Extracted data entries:

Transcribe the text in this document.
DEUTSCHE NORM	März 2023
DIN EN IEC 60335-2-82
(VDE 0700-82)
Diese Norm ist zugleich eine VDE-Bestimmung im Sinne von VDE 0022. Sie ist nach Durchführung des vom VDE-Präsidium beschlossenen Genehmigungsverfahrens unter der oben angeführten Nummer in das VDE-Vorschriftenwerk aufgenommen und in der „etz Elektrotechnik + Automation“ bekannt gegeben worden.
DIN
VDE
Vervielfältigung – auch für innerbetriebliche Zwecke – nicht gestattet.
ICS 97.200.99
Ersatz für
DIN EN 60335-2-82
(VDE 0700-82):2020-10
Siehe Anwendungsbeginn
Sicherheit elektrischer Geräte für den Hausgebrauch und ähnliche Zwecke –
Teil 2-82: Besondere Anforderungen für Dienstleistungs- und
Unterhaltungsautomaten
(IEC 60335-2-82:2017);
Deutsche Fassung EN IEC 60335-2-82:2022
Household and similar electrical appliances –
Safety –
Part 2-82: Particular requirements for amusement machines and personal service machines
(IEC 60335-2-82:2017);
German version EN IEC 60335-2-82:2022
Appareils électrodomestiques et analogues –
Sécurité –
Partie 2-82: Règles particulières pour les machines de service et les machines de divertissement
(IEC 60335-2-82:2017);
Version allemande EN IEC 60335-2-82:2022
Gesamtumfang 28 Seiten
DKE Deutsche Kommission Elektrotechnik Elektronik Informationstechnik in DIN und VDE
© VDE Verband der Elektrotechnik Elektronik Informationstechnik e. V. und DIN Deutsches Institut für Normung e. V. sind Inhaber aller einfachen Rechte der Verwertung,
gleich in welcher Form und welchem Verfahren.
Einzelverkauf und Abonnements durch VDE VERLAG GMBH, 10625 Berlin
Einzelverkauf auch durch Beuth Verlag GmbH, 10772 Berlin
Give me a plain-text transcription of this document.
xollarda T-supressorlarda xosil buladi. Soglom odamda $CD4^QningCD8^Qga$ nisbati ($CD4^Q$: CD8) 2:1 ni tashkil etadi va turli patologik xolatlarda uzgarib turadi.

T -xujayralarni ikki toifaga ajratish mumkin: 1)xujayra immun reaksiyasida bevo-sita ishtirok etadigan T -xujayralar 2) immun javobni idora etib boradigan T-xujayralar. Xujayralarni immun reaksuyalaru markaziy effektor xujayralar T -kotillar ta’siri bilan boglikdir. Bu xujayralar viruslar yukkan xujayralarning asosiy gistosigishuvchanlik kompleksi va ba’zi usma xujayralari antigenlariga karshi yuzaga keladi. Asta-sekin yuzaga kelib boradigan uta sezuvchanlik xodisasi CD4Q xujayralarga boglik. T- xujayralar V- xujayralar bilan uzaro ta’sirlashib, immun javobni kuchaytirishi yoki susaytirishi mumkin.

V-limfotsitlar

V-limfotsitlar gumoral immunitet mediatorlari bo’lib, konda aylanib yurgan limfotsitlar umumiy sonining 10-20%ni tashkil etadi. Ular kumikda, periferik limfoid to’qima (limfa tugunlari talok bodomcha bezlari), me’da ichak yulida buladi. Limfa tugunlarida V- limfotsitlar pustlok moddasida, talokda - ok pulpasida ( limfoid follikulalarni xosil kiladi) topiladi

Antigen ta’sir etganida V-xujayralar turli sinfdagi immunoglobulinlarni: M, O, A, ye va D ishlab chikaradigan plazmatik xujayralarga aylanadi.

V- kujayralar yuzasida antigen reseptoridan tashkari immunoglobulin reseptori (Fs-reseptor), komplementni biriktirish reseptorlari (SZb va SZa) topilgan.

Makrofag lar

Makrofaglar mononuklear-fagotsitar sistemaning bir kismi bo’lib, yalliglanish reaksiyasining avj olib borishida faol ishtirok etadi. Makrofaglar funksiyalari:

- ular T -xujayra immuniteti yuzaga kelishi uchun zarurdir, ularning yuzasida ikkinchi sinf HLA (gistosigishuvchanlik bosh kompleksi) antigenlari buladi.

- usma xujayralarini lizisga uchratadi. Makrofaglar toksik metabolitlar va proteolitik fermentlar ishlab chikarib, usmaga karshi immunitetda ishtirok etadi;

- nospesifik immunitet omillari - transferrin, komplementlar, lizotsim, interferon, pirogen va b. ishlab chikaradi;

**WHAT TO PRODUCE**
Look through the data above for the word "yuzasida". Report each line where it occurs.

**ANSWER SECTION**
V- kujayralar yuzasida antigen reseptoridan tashkari immunoglobulin reseptori (Fs-reseptor), komplementni biriktirish reseptorlari (SZb va SZa) topilgan.
- ular T -xujayra immuniteti yuzaga kelishi uchun zarurdir, ularning yuzasida ikkinchi sinf HLA (gistosigishuvchanlik bosh kompleksi) antigenlari buladi.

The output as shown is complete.